» **Dataset excerpts**
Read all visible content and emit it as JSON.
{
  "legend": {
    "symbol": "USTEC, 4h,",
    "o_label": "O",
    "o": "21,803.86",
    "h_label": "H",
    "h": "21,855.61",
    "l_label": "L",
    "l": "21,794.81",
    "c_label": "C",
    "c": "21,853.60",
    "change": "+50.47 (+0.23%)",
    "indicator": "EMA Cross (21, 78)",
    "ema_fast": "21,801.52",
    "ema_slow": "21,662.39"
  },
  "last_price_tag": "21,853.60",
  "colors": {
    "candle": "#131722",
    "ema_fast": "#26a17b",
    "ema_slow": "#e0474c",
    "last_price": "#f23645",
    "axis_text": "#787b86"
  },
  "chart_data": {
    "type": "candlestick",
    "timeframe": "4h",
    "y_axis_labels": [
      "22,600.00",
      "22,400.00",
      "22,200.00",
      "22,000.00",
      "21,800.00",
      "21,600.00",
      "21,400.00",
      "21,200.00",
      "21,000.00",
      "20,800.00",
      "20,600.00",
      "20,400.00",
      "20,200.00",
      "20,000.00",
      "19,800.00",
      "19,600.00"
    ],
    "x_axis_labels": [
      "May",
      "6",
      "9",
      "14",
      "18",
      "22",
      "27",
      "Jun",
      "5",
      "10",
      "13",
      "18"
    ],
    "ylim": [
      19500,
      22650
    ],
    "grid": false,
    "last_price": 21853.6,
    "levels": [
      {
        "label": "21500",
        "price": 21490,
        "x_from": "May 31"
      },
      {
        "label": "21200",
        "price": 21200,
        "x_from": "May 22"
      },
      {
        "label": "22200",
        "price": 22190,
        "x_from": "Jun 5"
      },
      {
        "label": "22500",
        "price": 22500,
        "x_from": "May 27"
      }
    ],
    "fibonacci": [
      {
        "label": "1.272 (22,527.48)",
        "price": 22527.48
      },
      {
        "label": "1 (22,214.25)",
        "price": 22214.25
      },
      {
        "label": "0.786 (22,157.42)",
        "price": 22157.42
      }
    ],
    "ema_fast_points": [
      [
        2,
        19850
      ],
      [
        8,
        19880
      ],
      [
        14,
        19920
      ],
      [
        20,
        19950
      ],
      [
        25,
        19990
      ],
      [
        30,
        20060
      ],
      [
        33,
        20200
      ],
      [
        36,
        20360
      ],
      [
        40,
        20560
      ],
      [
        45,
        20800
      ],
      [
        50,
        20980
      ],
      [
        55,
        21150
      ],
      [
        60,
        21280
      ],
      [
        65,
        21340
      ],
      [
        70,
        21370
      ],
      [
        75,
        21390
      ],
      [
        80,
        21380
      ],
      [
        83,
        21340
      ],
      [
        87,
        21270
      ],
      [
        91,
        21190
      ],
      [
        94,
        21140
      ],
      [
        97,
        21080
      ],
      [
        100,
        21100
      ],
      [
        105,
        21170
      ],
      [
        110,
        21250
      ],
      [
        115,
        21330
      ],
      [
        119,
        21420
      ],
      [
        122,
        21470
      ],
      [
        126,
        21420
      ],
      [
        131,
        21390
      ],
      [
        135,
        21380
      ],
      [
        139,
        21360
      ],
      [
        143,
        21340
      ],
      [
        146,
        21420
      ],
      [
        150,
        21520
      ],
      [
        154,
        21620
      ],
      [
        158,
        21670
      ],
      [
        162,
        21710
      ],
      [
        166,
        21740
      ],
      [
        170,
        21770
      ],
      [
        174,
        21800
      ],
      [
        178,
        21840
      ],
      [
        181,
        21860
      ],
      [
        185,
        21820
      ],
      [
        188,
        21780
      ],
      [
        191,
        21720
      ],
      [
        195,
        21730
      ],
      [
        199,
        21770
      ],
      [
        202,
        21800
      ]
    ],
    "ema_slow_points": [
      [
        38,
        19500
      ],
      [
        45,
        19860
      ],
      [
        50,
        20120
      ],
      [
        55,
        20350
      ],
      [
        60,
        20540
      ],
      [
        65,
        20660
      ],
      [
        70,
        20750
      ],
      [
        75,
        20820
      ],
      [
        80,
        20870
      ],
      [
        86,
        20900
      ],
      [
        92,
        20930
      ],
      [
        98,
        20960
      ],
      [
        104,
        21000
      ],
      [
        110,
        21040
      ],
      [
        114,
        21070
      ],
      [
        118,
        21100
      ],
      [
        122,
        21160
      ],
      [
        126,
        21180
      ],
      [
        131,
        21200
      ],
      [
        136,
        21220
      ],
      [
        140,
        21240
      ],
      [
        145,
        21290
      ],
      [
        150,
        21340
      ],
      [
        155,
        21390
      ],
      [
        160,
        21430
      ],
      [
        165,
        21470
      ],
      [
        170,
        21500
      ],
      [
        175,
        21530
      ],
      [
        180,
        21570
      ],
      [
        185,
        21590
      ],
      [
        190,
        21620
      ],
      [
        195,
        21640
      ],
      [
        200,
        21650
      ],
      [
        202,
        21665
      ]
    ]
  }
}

» **Task brief**
All of the data needs to be reproduced exactly, with no line missing.

» **Exercise response**
Read all visible content and emit it as JSON.
{
  "legend": {
    "symbol": "USTEC, 4h,",
    "o_label": "O",
    "o": "21,803.86",
    "h_label": "H",
    "h": "21,855.61",
    "l_label": "L",
    "l": "21,794.81",
    "c_label": "C",
    "c": "21,853.60",
    "change": "+50.47 (+0.23%)",
    "indicator": "EMA Cross (21, 78)",
    "ema_fast": "21,801.52",
    "ema_slow": "21,662.39"
  },
  "last_price_tag": "21,853.60",
  "colors": {
    "candle": "#131722",
    "ema_fast": "#26a17b",
    "ema_slow": "#e0474c",
    "last_price": "#f23645",
    "axis_text": "#787b86"
  },
  "chart_data": {
    "type": "candlestick",
    "timeframe": "4h",
    "y_axis_labels": [
      "22,600.00",
      "22,400.00",
      "22,200.00",
      "22,000.00",
      "21,800.00",
      "21,600.00",
      "21,400.00",
      "21,200.00",
      "21,000.00",
      "20,800.00",
      "20,600.00",
      "20,400.00",
      "20,200.00",
      "20,000.00",
      "19,800.00",
      "19,600.00"
    ],
    "x_axis_labels": [
      "May",
      "6",
      "9",
      "14",
      "18",
      "22",
      "27",
      "Jun",
      "5",
      "10",
      "13",
      "18"
    ],
    "ylim": [
      19500,
      22650
    ],
    "grid": false,
    "last_price": 21853.6,
    "levels": [
      {
        "label": "21500",
        "price": 21490,
        "x_from": "May 31"
      },
      {
        "label": "21200",
        "price": 21200,
        "x_from": "May 22"
      },
      {
        "label": "22200",
        "price": 22190,
        "x_from": "Jun 5"
      },
      {
        "label": "22500",
        "price": 22500,
        "x_from": "May 27"
      }
    ],
    "fibonacci": [
      {
        "label": "1.272 (22,527.48)",
        "price": 22527.48
      },
      {
        "label": "1 (22,214.25)",
        "price": 22214.25
      },
      {
        "label": "0.786 (22,157.42)",
        "price": 22157.42
      }
    ],
    "ema_fast_points": [
      [
        2,
        19850
      ],
      [
        8,
        19880
      ],
      [
        14,
        19920
      ],
      [
        20,
        19950
      ],
      [
        25,
        19990
      ],
      [
        30,
        20060
      ],
      [
        33,
        20200
      ],
      [
        36,
        20360
      ],
      [
        40,
        20560
      ],
      [
        45,
        20800
      ],
      [
        50,
        20980
      ],
      [
        55,
        21150
      ],
      [
        60,
        21280
      ],
      [
        65,
        21340
      ],
      [
        70,
        21370
      ],
      [
        75,
        21390
      ],
      [
        80,
        21380
      ],
      [
        83,
        21340
      ],
      [
        87,
        21270
      ],
      [
        91,
        21190
      ],
      [
        94,
        21140
      ],
      [
        97,
        21080
      ],
      [
        100,
        21100
      ],
      [
        105,
        21170
      ],
      [
        110,
        21250
      ],
      [
        115,
        21330
      ],
      [
        119,
        21420
      ],
      [
        122,
        21470
      ],
      [
        126,
        21420
      ],
      [
        131,
        21390
      ],
      [
        135,
        21380
      ],
      [
        139,
        21360
      ],
      [
        143,
        21340
      ],
      [
        146,
        21420
      ],
      [
        150,
        21520
      ],
      [
        154,
        21620
      ],
      [
        158,
        21670
      ],
      [
        162,
        21710
      ],
      [
        166,
        21740
      ],
      [
        170,
        21770
      ],
      [
        174,
        21800
      ],
      [
        178,
        21840
      ],
      [
        181,
        21860
      ],
      [
        185,
        21820
      ],
      [
        188,
        21780
      ],
      [
        191,
        21720
      ],
      [
        195,
        21730
      ],
      [
        199,
        21770
      ],
      [
        202,
        21800
      ]
    ],
    "ema_slow_points": [
      [
        38,
        19500
      ],
      [
        45,
        19860
      ],
      [
        50,
        20120
      ],
      [
        55,
        20350
      ],
      [
        60,
        20540
      ],
      [
        65,
        20660
      ],
      [
        70,
        20750
      ],
      [
        75,
        20820
      ],
      [
        80,
        20870
      ],
      [
        86,
        20900
      ],
      [
        92,
        20930
      ],
      [
        98,
        20960
      ],
      [
        104,
        21000
      ],
      [
        110,
        21040
      ],
      [
        114,
        21070
      ],
      [
        118,
        21100
      ],
      [
        122,
        21160
      ],
      [
        126,
        21180
      ],
      [
        131,
        21200
      ],
      [
        136,
        21220
      ],
      [
        140,
        21240
      ],
      [
        145,
        21290
      ],
      [
        150,
        21340
      ],
      [
        155,
        21390
      ],
      [
        160,
        21430
      ],
      [
        165,
        21470
      ],
      [
        170,
        21500
      ],
      [
        175,
        21530
      ],
      [
        180,
        21570
      ],
      [
        185,
        21590
      ],
      [
        190,
        21620
      ],
      [
        195,
        21640
      ],
      [
        200,
        21650
      ],
      [
        202,
        21665
      ]
    ]
  }
}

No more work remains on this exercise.